## start

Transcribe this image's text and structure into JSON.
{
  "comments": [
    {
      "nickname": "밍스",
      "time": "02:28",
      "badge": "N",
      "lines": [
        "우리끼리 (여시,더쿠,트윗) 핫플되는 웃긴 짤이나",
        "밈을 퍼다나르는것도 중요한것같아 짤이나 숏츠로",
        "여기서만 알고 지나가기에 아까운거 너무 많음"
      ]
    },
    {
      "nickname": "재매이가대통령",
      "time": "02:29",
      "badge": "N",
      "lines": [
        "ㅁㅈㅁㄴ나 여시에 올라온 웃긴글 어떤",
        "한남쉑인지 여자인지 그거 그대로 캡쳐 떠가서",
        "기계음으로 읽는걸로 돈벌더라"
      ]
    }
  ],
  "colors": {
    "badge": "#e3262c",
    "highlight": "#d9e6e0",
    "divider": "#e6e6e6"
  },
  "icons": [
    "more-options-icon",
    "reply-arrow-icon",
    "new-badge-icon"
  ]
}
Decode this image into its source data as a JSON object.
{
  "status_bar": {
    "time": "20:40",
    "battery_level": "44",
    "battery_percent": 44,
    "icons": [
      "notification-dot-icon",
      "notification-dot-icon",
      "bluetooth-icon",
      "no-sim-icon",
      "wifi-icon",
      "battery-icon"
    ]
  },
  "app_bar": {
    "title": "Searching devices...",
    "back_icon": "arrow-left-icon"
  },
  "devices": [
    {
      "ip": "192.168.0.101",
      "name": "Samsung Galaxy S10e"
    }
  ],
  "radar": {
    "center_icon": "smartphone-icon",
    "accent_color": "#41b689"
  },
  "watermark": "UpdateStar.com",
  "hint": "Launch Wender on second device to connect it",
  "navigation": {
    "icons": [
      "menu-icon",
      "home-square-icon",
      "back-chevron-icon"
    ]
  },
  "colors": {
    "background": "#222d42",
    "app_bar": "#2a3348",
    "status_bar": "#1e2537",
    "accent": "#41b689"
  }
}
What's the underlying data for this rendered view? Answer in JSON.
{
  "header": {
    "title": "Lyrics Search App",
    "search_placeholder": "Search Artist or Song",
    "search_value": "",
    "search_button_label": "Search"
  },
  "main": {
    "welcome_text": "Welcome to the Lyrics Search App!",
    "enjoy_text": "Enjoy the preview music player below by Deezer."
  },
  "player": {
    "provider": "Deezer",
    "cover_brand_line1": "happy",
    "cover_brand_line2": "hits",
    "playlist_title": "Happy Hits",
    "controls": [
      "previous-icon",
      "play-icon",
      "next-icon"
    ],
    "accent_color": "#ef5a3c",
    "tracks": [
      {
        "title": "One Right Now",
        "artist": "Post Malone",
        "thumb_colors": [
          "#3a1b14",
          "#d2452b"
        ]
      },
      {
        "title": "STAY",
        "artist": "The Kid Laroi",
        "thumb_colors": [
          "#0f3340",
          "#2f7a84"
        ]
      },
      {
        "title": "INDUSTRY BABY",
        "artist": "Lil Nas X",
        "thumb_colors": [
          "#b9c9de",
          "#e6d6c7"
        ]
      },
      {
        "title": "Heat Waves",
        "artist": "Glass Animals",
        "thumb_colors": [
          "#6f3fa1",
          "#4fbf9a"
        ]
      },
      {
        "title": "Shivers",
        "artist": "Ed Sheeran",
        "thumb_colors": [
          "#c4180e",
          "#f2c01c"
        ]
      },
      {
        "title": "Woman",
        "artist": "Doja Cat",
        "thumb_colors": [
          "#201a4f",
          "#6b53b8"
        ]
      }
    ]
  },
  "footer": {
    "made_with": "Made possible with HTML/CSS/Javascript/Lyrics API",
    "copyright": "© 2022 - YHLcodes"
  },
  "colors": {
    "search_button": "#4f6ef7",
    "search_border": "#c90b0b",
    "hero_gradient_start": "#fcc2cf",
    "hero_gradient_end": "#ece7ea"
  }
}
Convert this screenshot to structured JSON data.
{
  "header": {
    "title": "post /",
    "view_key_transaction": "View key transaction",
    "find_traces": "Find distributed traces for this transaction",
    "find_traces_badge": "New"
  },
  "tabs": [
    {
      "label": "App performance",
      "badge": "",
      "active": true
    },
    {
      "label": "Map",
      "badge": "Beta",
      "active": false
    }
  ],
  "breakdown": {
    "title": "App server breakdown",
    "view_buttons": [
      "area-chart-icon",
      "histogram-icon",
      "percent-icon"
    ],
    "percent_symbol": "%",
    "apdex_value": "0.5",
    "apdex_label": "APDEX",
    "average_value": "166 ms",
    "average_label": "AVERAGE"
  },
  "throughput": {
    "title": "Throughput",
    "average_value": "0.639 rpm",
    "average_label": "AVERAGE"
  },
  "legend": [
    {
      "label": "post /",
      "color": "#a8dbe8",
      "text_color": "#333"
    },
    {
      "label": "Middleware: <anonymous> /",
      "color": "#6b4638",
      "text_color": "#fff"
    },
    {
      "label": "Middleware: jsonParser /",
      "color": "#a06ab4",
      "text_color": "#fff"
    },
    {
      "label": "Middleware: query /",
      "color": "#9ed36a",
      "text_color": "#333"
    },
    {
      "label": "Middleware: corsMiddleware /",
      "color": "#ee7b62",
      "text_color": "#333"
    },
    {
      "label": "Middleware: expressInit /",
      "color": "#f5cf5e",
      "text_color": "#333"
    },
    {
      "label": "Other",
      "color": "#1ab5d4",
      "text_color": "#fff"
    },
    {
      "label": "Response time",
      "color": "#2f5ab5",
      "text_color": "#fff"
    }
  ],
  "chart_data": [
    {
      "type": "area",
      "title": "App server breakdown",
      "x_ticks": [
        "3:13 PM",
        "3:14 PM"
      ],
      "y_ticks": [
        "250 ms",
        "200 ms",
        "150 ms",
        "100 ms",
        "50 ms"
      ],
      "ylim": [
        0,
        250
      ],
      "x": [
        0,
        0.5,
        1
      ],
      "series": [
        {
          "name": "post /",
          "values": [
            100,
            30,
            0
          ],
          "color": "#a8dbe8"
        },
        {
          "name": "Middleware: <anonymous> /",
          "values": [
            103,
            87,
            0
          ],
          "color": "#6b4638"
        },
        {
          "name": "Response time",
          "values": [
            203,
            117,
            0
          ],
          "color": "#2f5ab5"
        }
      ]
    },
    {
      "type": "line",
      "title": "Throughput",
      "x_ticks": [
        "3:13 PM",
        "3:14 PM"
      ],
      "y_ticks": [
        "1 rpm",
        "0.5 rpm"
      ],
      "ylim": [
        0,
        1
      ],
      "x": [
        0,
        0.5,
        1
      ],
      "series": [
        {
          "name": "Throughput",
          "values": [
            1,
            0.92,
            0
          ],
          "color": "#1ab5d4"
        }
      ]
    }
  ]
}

## end

Exercise description →
All entries must be repeated verbatim.

Exercise solution →
Transcribe this image's text and structure into JSON.
{
  "comments": [
    {
      "nickname": "밍스",
      "time": "02:28",
      "badge": "N",
      "lines": [
        "우리끼리 (여시,더쿠,트윗) 핫플되는 웃긴 짤이나",
        "밈을 퍼다나르는것도 중요한것같아 짤이나 숏츠로",
        "여기서만 알고 지나가기에 아까운거 너무 많음"
      ]
    },
    {
      "nickname": "재매이가대통령",
      "time": "02:29",
      "badge": "N",
      "lines": [
        "ㅁㅈㅁㄴ나 여시에 올라온 웃긴글 어떤",
        "한남쉑인지 여자인지 그거 그대로 캡쳐 떠가서",
        "기계음으로 읽는걸로 돈벌더라"
      ]
    }
  ],
  "colors": {
    "badge": "#e3262c",
    "highlight": "#d9e6e0",
    "divider": "#e6e6e6"
  },
  "icons": [
    "more-options-icon",
    "reply-arrow-icon",
    "new-badge-icon"
  ]
}
Decode this image into its source data as a JSON object.
{
  "status_bar": {
    "time": "20:40",
    "battery_level": "44",
    "battery_percent": 44,
    "icons": [
      "notification-dot-icon",
      "notification-dot-icon",
      "bluetooth-icon",
      "no-sim-icon",
      "wifi-icon",
      "battery-icon"
    ]
  },
  "app_bar": {
    "title": "Searching devices...",
    "back_icon": "arrow-left-icon"
  },
  "devices": [
    {
      "ip": "192.168.0.101",
      "name": "Samsung Galaxy S10e"
    }
  ],
  "radar": {
    "center_icon": "smartphone-icon",
    "accent_color": "#41b689"
  },
  "watermark": "UpdateStar.com",
  "hint": "Launch Wender on second device to connect it",
  "navigation": {
    "icons": [
      "menu-icon",
      "home-square-icon",
      "back-chevron-icon"
    ]
  },
  "colors": {
    "background": "#222d42",
    "app_bar": "#2a3348",
    "status_bar": "#1e2537",
    "accent": "#41b689"
  }
}
What's the underlying data for this rendered view? Answer in JSON.
{
  "header": {
    "title": "Lyrics Search App",
    "search_placeholder": "Search Artist or Song",
    "search_value": "",
    "search_button_label": "Search"
  },
  "main": {
    "welcome_text": "Welcome to the Lyrics Search App!",
    "enjoy_text": "Enjoy the preview music player below by Deezer."
  },
  "player": {
    "provider": "Deezer",
    "cover_brand_line1": "happy",
    "cover_brand_line2": "hits",
    "playlist_title": "Happy Hits",
    "controls": [
      "previous-icon",
      "play-icon",
      "next-icon"
    ],
    "accent_color": "#ef5a3c",
    "tracks": [
      {
        "title": "One Right Now",
        "artist": "Post Malone",
        "thumb_colors": [
          "#3a1b14",
          "#d2452b"
        ]
      },
      {
        "title": "STAY",
        "artist": "The Kid Laroi",
        "thumb_colors": [
          "#0f3340",
          "#2f7a84"
        ]
      },
      {
        "title": "INDUSTRY BABY",
        "artist": "Lil Nas X",
        "thumb_colors": [
          "#b9c9de",
          "#e6d6c7"
        ]
      },
      {
        "title": "Heat Waves",
        "artist": "Glass Animals",
        "thumb_colors": [
          "#6f3fa1",
          "#4fbf9a"
        ]
      },
      {
        "title": "Shivers",
        "artist": "Ed Sheeran",
        "thumb_colors": [
          "#c4180e",
          "#f2c01c"
        ]
      },
      {
        "title": "Woman",
        "artist": "Doja Cat",
        "thumb_colors": [
          "#201a4f",
          "#6b53b8"
        ]
      }
    ]
  },
  "footer": {
    "made_with": "Made possible with HTML/CSS/Javascript/Lyrics API",
    "copyright": "© 2022 - YHLcodes"
  },
  "colors": {
    "search_button": "#4f6ef7",
    "search_border": "#c90b0b",
    "hero_gradient_start": "#fcc2cf",
    "hero_gradient_end": "#ece7ea"
  }
}
Convert this screenshot to structured JSON data.
{
  "header": {
    "title": "post /",
    "view_key_transaction": "View key transaction",
    "find_traces": "Find distributed traces for this transaction",
    "find_traces_badge": "New"
  },
  "tabs": [
    {
      "label": "App performance",
      "badge": "",
      "active": true
    },
    {
      "label": "Map",
      "badge": "Beta",
      "active": false
    }
  ],
  "breakdown": {
    "title": "App server breakdown",
    "view_buttons": [
      "area-chart-icon",
      "histogram-icon",
      "percent-icon"
    ],
    "percent_symbol": "%",
    "apdex_value": "0.5",
    "apdex_label": "APDEX",
    "average_value": "166 ms",
    "average_label": "AVERAGE"
  },
  "throughput": {
    "title": "Throughput",
    "average_value": "0.639 rpm",
    "average_label": "AVERAGE"
  },
  "legend": [
    {
      "label": "post /",
      "color": "#a8dbe8",
      "text_color": "#333"
    },
    {
      "label": "Middleware: <anonymous> /",
      "color": "#6b4638",
      "text_color": "#fff"
    },
    {
      "label": "Middleware: jsonParser /",
      "color": "#a06ab4",
      "text_color": "#fff"
    },
    {
      "label": "Middleware: query /",
      "color": "#9ed36a",
      "text_color": "#333"
    },
    {
      "label": "Middleware: corsMiddleware /",
      "color": "#ee7b62",
      "text_color": "#333"
    },
    {
      "label": "Middleware: expressInit /",
      "color": "#f5cf5e",
      "text_color": "#333"
    },
    {
      "label": "Other",
      "color": "#1ab5d4",
      "text_color": "#fff"
    },
    {
      "label": "Response time",
      "color": "#2f5ab5",
      "text_color": "#fff"
    }
  ],
  "chart_data": [
    {
      "type": "area",
      "title": "App server breakdown",
      "x_ticks": [
        "3:13 PM",
        "3:14 PM"
      ],
      "y_ticks": [
        "250 ms",
        "200 ms",
        "150 ms",
        "100 ms",
        "50 ms"
      ],
      "ylim": [
        0,
        250
      ],
      "x": [
        0,
        0.5,
        1
      ],
      "series": [
        {
          "name": "post /",
          "values": [
            100,
            30,
            0
          ],
          "color": "#a8dbe8"
        },
        {
          "name": "Middleware: <anonymous> /",
          "values": [
            103,
            87,
            0
          ],
          "color": "#6b4638"
        },
        {
          "name": "Response time",
          "values": [
            203,
            117,
            0
          ],
          "color": "#2f5ab5"
        }
      ]
    },
    {
      "type": "line",
      "title": "Throughput",
      "x_ticks": [
        "3:13 PM",
        "3:14 PM"
      ],
      "y_ticks": [
        "1 rpm",
        "0.5 rpm"
      ],
      "ylim": [
        0,
        1
      ],
      "x": [
        0,
        0.5,
        1
      ],
      "series": [
        {
          "name": "Throughput",
          "values": [
            1,
            0.92,
            0
          ],
          "color": "#1ab5d4"
        }
      ]
    }
  ]
}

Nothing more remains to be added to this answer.